* What is asked *
What follows is a set of entries. Give them again exactly, without the pictures.

************

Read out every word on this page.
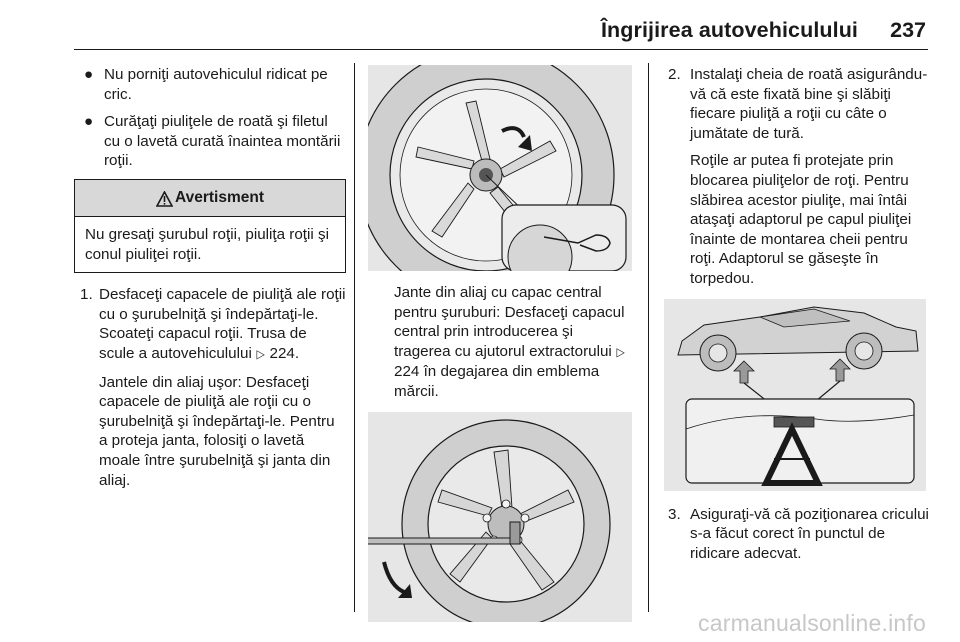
Îngrijirea autovehiculului 237
● Nu porniţi autovehiculul ridicat pe cric.
● Curăţaţi piuliţele de roată şi filetul cu o lavetă curată înaintea montării roţii.
Avertisment
Nu gresaţi şurubul roţii, piuliţa roţii şi conul piuliţei roţii.
1. Desfaceţi capacele de piuliţă ale roţii cu o şurubelniţă şi îndepărtaţi-le. Scoateţi capacul roţii. Trusa de scule a autovehiculului ▷ 224.

Jantele din aliaj uşor: Desfaceţi capacele de piuliţă ale roţii cu o şurubelniţă şi îndepărtaţi-le. Pentru a proteja janta, folosiţi o lavetă moale între şurubelniţă şi janta din aliaj.

Jante din aliaj cu capac central pentru şuruburi: Desfaceţi capacul central prin introducerea şi tragerea cu ajutorul extractorului ▷ 224 în degajarea din emblema mărcii.

2. Instalaţi cheia de roată asigurându-vă că este fixată bine şi slăbiţi fiecare piuliţă a roţii cu câte o jumătate de tură.

Roţile ar putea fi protejate prin blocarea piuliţelor de roţi. Pentru slăbirea acestor piuliţe, mai întâi ataşaţi adaptorul pe capul piuliţei înainte de montarea cheii pentru roţi. Adaptorul se găseşte în torpedou.

3. Asiguraţi-vă că poziţionarea cricului s-a făcut corect în punctul de ridicare adecvat.

carmanualsonline.info
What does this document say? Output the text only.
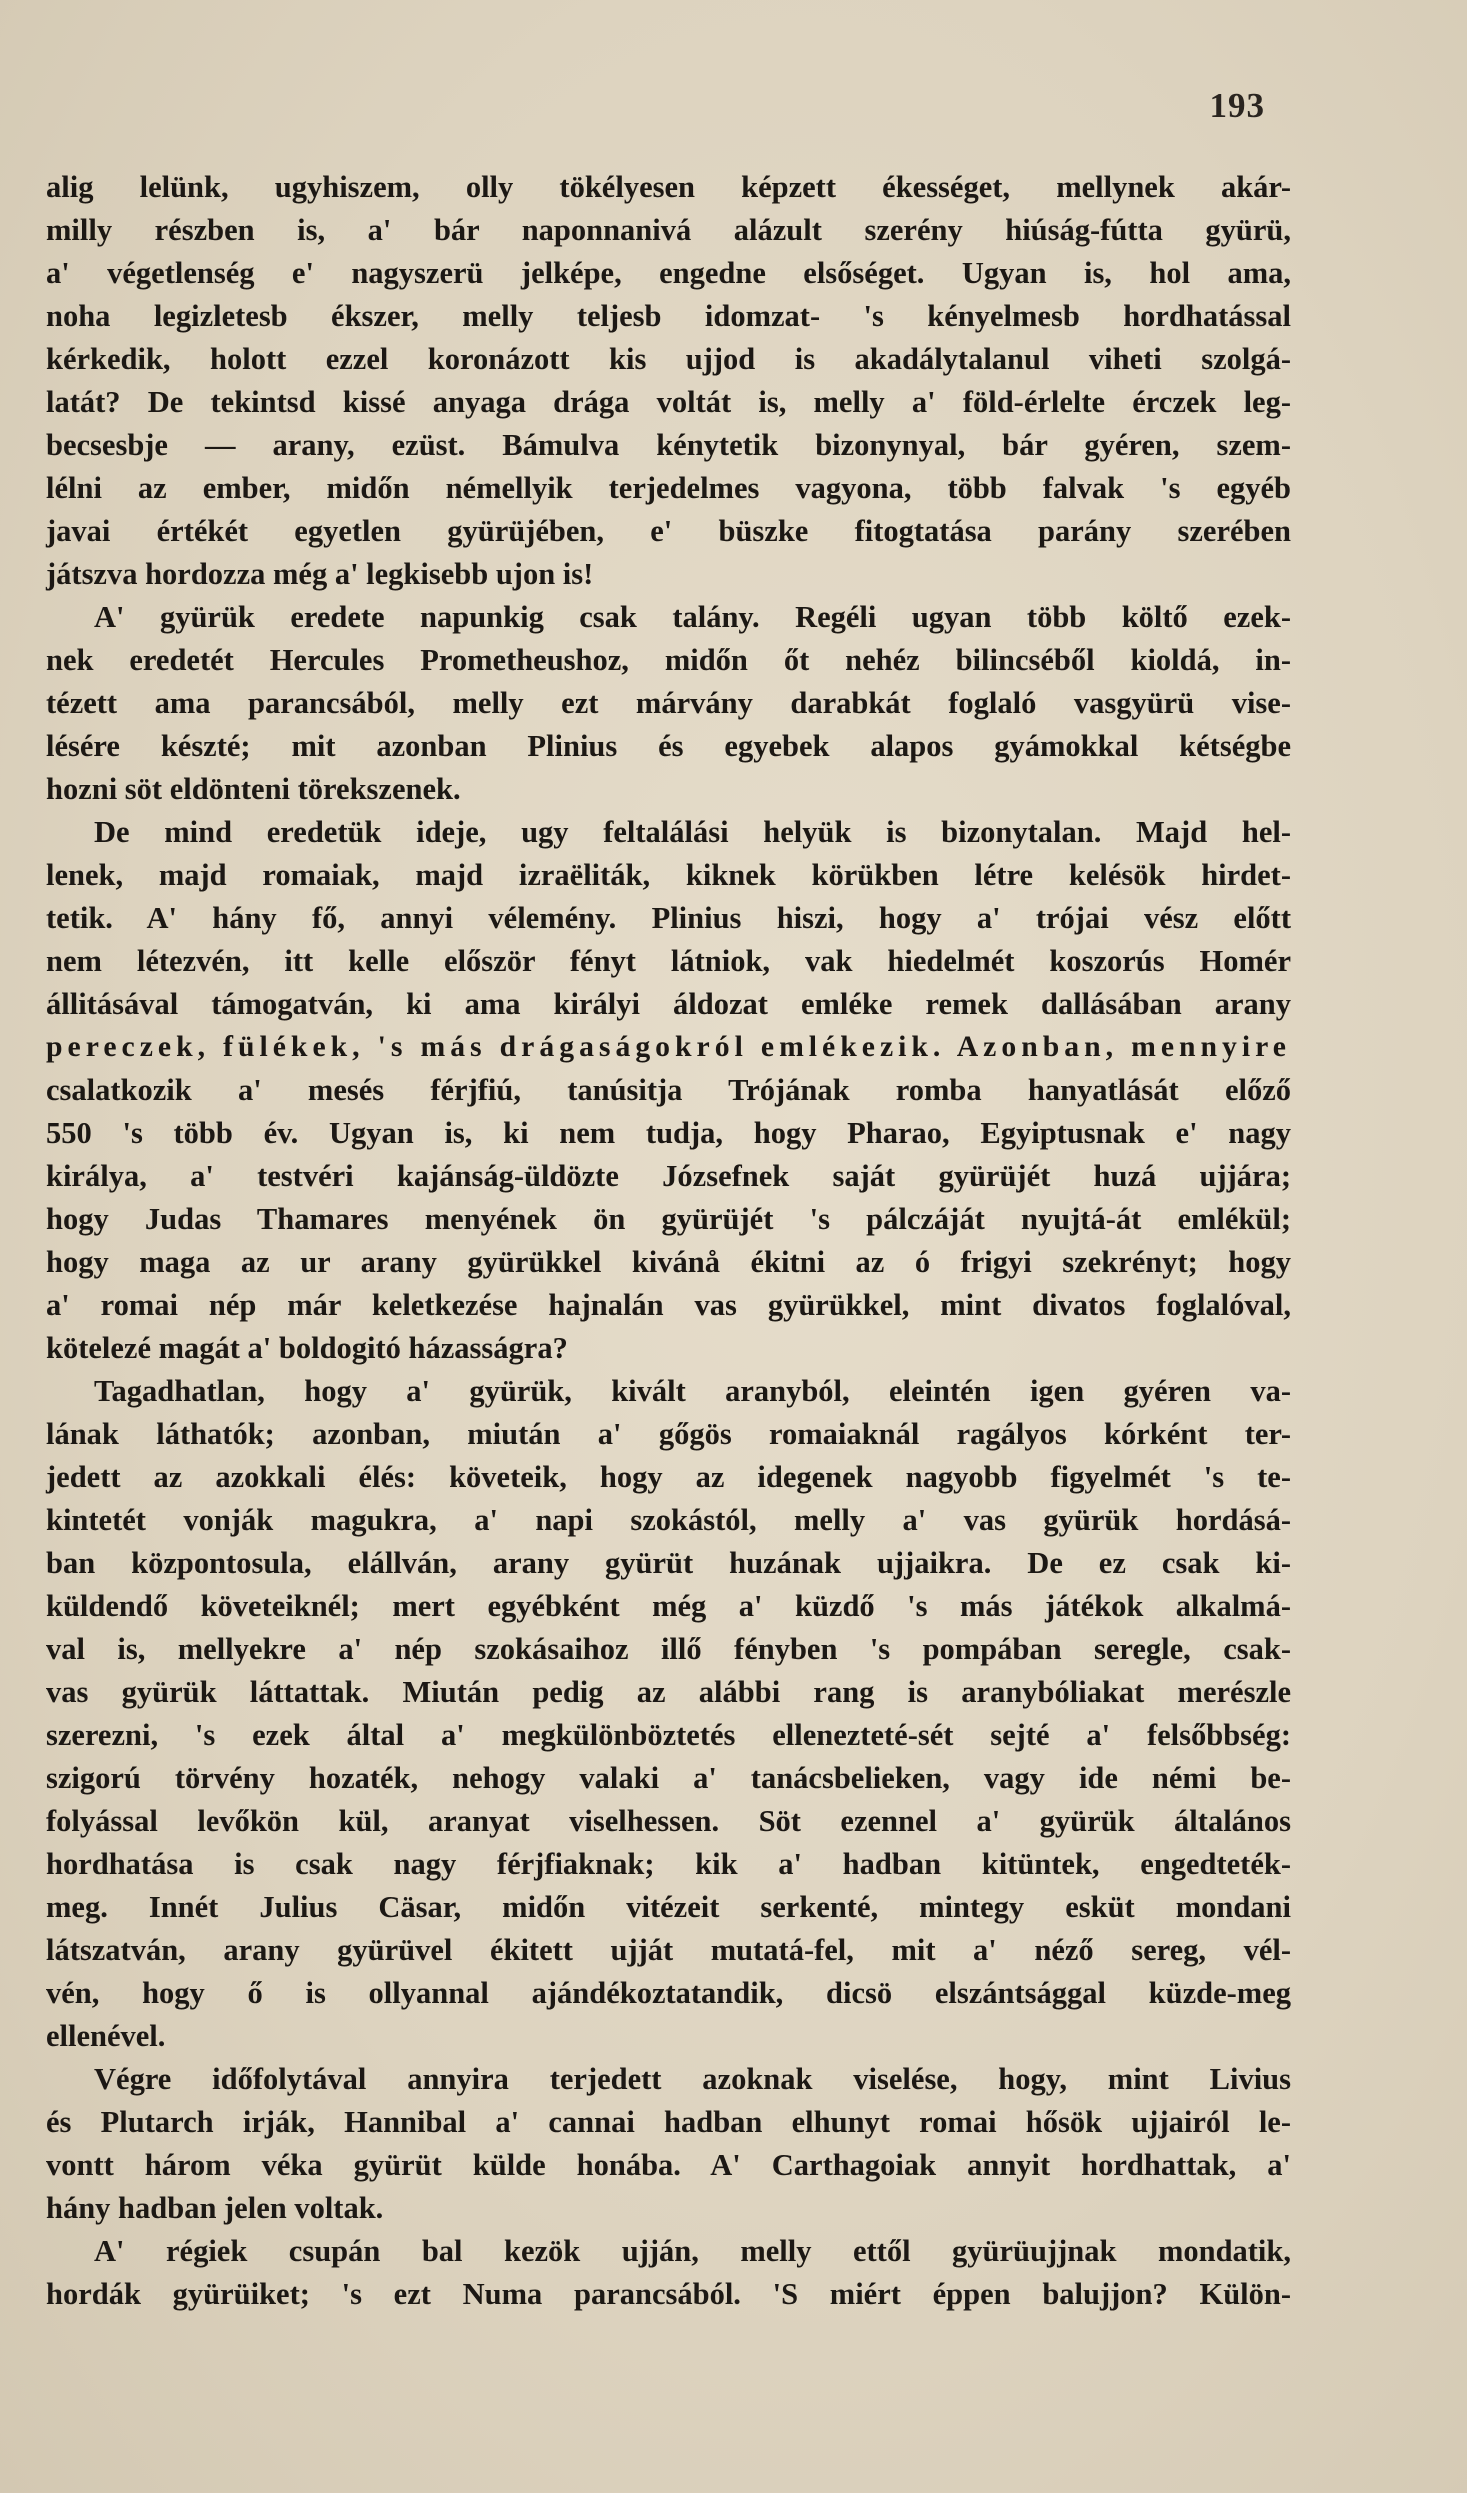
193
alig lelünk, ugyhiszem, olly tökélyesen képzett ékességet, mellynek akár-
milly részben is, a' bár naponnanivá alázult szerény hiúság-fútta gyürü,
a' végetlenség e' nagyszerü jelképe, engedne elsőséget. Ugyan is, hol ama,
noha legizletesb ékszer, melly teljesb idomzat- 's kényelmesb hordhatással
kérkedik, holott ezzel koronázott kis ujjod is akadálytalanul viheti szolgá-
latát? De tekintsd kissé anyaga drága voltát is, melly a' föld-érlelte érczek leg-
becsesbje — arany, ezüst. Bámulva kénytetik bizonynyal, bár gyéren, szem-
lélni az ember, midőn némellyik terjedelmes vagyona, több falvak 's egyéb
javai értékét egyetlen gyürüjében, e' büszke fitogtatása parány szerében
játszva hordozza még a' legkisebb ujon is!
A' gyürük eredete napunkig csak talány. Regéli ugyan több költő ezek-
nek eredetét Hercules Prometheushoz, midőn őt nehéz bilincséből kioldá, in-
tézett ama parancsából, melly ezt márvány darabkát foglaló vasgyürü vise-
lésére készté; mit azonban Plinius és egyebek alapos gyámokkal kétségbe
hozni söt eldönteni törekszenek.
De mind eredetük ideje, ugy feltalálási helyük is bizonytalan. Majd hel-
lenek, majd romaiak, majd izraëliták, kiknek körükben létre kelésök hirdet-
tetik. A' hány fő, annyi vélemény. Plinius hiszi, hogy a' trójai vész előtt
nem létezvén, itt kelle először fényt látniok, vak hiedelmét koszorús Homér
állitásával támogatván, ki ama királyi áldozat emléke remek dallásában arany
pereczek, fülékek, 's más drágaságokról emlékezik. Azonban, mennyire
csalatkozik a' mesés férjfiú, tanúsitja Trójának romba hanyatlását előző
550 's több év. Ugyan is, ki nem tudja, hogy Pharao, Egyiptusnak e' nagy
királya, a' testvéri kajánság-üldözte Józsefnek saját gyürüjét huzá ujjára;
hogy Judas Thamares menyének ön gyürüjét 's pálczáját nyujtá-át emlékül;
hogy maga az ur arany gyürükkel kivánå ékitni az ó frigyi szekrényt; hogy
a' romai nép már keletkezése hajnalán vas gyürükkel, mint divatos foglalóval,
kötelezé magát a' boldogitó házasságra?
Tagadhatlan, hogy a' gyürük, kivált aranyból, eleintén igen gyéren va-
lának láthatók; azonban, miután a' gőgös romaiaknál ragályos kórként ter-
jedett az azokkali élés: követeik, hogy az idegenek nagyobb figyelmét 's te-
kintetét vonják magukra, a' napi szokástól, melly a' vas gyürük hordásá-
ban központosula, elállván, arany gyürüt huzának ujjaikra. De ez csak ki-
küldendő követeiknél; mert egyébként még a' küzdő 's más játékok alkalmá-
val is, mellyekre a' nép szokásaihoz illő fényben 's pompában seregle, csak-
vas gyürük láttattak. Miután pedig az alábbi rang is aranybóliakat merészle
szerezni, 's ezek által a' megkülönböztetés ellenezteté-sét sejté a' felsőbbség:
szigorú törvény hozaték, nehogy valaki a' tanácsbelieken, vagy ide némi be-
folyással levőkön kül, aranyat viselhessen. Söt ezennel a' gyürük általános
hordhatása is csak nagy férjfiaknak; kik a' hadban kitüntek, engedteték-
meg. Innét Julius Cäsar, midőn vitézeit serkenté, mintegy esküt mondani
látszatván, arany gyürüvel ékitett ujját mutatá-fel, mit a' néző sereg, vél-
vén, hogy ő is ollyannal ajándékoztatandik, dicsö elszántsággal küzde-meg
ellenével.
Végre időfolytával annyira terjedett azoknak viselése, hogy, mint Livius
és Plutarch irják, Hannibal a' cannai hadban elhunyt romai hősök ujjairól le-
vontt három véka gyürüt külde honába. A' Carthagoiak annyit hordhattak, a'
hány hadban jelen voltak.
A' régiek csupán bal kezök ujján, melly ettől gyürüujjnak mondatik,
hordák gyürüiket; 's ezt Numa parancsából. 'S miért éppen balujjon? Külön-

************

* Output below *
Read out every word on this page.
Îngrijirea autovehiculului 237
● Nu porniţi autovehiculul ridicat pe cric.
● Curăţaţi piuliţele de roată şi filetul cu o lavetă curată înaintea montării roţii.
Avertisment
Nu gresaţi şurubul roţii, piuliţa roţii şi conul piuliţei roţii.
1. Desfaceţi capacele de piuliţă ale roţii cu o şurubelniţă şi îndepărtaţi-le. Scoateţi capacul roţii. Trusa de scule a autovehiculului ▷ 224.

Jantele din aliaj uşor: Desfaceţi capacele de piuliţă ale roţii cu o şurubelniţă şi îndepărtaţi-le. Pentru a proteja janta, folosiţi o lavetă moale între şurubelniţă şi janta din aliaj.

Jante din aliaj cu capac central pentru şuruburi: Desfaceţi capacul central prin introducerea şi tragerea cu ajutorul extractorului ▷ 224 în degajarea din emblema mărcii.

2. Instalaţi cheia de roată asigurându-vă că este fixată bine şi slăbiţi fiecare piuliţă a roţii cu câte o jumătate de tură.

Roţile ar putea fi protejate prin blocarea piuliţelor de roţi. Pentru slăbirea acestor piuliţe, mai întâi ataşaţi adaptorul pe capul piuliţei înainte de montarea cheii pentru roţi. Adaptorul se găseşte în torpedou.

3. Asiguraţi-vă că poziţionarea cricului s-a făcut corect în punctul de ridicare adecvat.

carmanualsonline.info
What does this document say? Output the text only.
193
alig lelünk, ugyhiszem, olly tökélyesen képzett ékességet, mellynek akár-
milly részben is, a' bár naponnanivá alázult szerény hiúság-fútta gyürü,
a' végetlenség e' nagyszerü jelképe, engedne elsőséget. Ugyan is, hol ama,
noha legizletesb ékszer, melly teljesb idomzat- 's kényelmesb hordhatással
kérkedik, holott ezzel koronázott kis ujjod is akadálytalanul viheti szolgá-
latát? De tekintsd kissé anyaga drága voltát is, melly a' föld-érlelte érczek leg-
becsesbje — arany, ezüst. Bámulva kénytetik bizonynyal, bár gyéren, szem-
lélni az ember, midőn némellyik terjedelmes vagyona, több falvak 's egyéb
javai értékét egyetlen gyürüjében, e' büszke fitogtatása parány szerében
játszva hordozza még a' legkisebb ujon is!
A' gyürük eredete napunkig csak talány. Regéli ugyan több költő ezek-
nek eredetét Hercules Prometheushoz, midőn őt nehéz bilincséből kioldá, in-
tézett ama parancsából, melly ezt márvány darabkát foglaló vasgyürü vise-
lésére készté; mit azonban Plinius és egyebek alapos gyámokkal kétségbe
hozni söt eldönteni törekszenek.
De mind eredetük ideje, ugy feltalálási helyük is bizonytalan. Majd hel-
lenek, majd romaiak, majd izraëliták, kiknek körükben létre kelésök hirdet-
tetik. A' hány fő, annyi vélemény. Plinius hiszi, hogy a' trójai vész előtt
nem létezvén, itt kelle először fényt látniok, vak hiedelmét koszorús Homér
állitásával támogatván, ki ama királyi áldozat emléke remek dallásában arany
pereczek, fülékek, 's más drágaságokról emlékezik. Azonban, mennyire
csalatkozik a' mesés férjfiú, tanúsitja Trójának romba hanyatlását előző
550 's több év. Ugyan is, ki nem tudja, hogy Pharao, Egyiptusnak e' nagy
királya, a' testvéri kajánság-üldözte Józsefnek saját gyürüjét huzá ujjára;
hogy Judas Thamares menyének ön gyürüjét 's pálczáját nyujtá-át emlékül;
hogy maga az ur arany gyürükkel kivánå ékitni az ó frigyi szekrényt; hogy
a' romai nép már keletkezése hajnalán vas gyürükkel, mint divatos foglalóval,
kötelezé magát a' boldogitó házasságra?
Tagadhatlan, hogy a' gyürük, kivált aranyból, eleintén igen gyéren va-
lának láthatók; azonban, miután a' gőgös romaiaknál ragályos kórként ter-
jedett az azokkali élés: követeik, hogy az idegenek nagyobb figyelmét 's te-
kintetét vonják magukra, a' napi szokástól, melly a' vas gyürük hordásá-
ban központosula, elállván, arany gyürüt huzának ujjaikra. De ez csak ki-
küldendő követeiknél; mert egyébként még a' küzdő 's más játékok alkalmá-
val is, mellyekre a' nép szokásaihoz illő fényben 's pompában seregle, csak-
vas gyürük láttattak. Miután pedig az alábbi rang is aranybóliakat merészle
szerezni, 's ezek által a' megkülönböztetés ellenezteté-sét sejté a' felsőbbség:
szigorú törvény hozaték, nehogy valaki a' tanácsbelieken, vagy ide némi be-
folyással levőkön kül, aranyat viselhessen. Söt ezennel a' gyürük általános
hordhatása is csak nagy férjfiaknak; kik a' hadban kitüntek, engedteték-
meg. Innét Julius Cäsar, midőn vitézeit serkenté, mintegy esküt mondani
látszatván, arany gyürüvel ékitett ujját mutatá-fel, mit a' néző sereg, vél-
vén, hogy ő is ollyannal ajándékoztatandik, dicsö elszántsággal küzde-meg
ellenével.
Végre időfolytával annyira terjedett azoknak viselése, hogy, mint Livius
és Plutarch irják, Hannibal a' cannai hadban elhunyt romai hősök ujjairól le-
vontt három véka gyürüt külde honába. A' Carthagoiak annyit hordhattak, a'
hány hadban jelen voltak.
A' régiek csupán bal kezök ujján, melly ettől gyürüujjnak mondatik,
hordák gyürüiket; 's ezt Numa parancsából. 'S miért éppen balujjon? Külön-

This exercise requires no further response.